== ITEMS ==
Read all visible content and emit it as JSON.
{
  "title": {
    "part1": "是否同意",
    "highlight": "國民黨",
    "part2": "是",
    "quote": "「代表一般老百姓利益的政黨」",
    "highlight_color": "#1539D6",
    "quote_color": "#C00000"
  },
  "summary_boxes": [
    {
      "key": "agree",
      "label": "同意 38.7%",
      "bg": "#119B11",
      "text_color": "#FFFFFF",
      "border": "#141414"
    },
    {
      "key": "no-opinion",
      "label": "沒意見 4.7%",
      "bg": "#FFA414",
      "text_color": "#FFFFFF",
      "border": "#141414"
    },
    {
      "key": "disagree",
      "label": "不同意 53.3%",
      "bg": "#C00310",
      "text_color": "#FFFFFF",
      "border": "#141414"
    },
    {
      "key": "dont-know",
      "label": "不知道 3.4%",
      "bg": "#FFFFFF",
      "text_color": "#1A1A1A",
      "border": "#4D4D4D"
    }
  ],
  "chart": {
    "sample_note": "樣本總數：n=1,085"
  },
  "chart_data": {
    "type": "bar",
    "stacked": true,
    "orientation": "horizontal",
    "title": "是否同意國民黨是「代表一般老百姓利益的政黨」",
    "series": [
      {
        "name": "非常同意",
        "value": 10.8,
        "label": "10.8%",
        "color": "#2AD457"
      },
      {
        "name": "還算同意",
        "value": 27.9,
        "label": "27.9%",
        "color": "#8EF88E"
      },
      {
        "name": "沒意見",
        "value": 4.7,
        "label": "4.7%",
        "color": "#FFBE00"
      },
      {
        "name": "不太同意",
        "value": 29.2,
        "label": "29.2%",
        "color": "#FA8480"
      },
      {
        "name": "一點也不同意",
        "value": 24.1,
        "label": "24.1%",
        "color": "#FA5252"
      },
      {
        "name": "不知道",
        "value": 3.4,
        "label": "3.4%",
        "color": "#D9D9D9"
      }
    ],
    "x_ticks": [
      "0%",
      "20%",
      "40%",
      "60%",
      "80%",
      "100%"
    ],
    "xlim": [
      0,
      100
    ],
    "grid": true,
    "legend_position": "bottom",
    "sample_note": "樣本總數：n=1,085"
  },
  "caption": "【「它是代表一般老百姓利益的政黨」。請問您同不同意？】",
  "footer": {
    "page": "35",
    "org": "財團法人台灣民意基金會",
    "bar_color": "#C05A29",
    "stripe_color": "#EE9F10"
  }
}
===
BRIEF: Provide the count, and nothing else, of lines in the data above where the word "name" occurs.

SOLUTION TO THIS PROBLEM: 6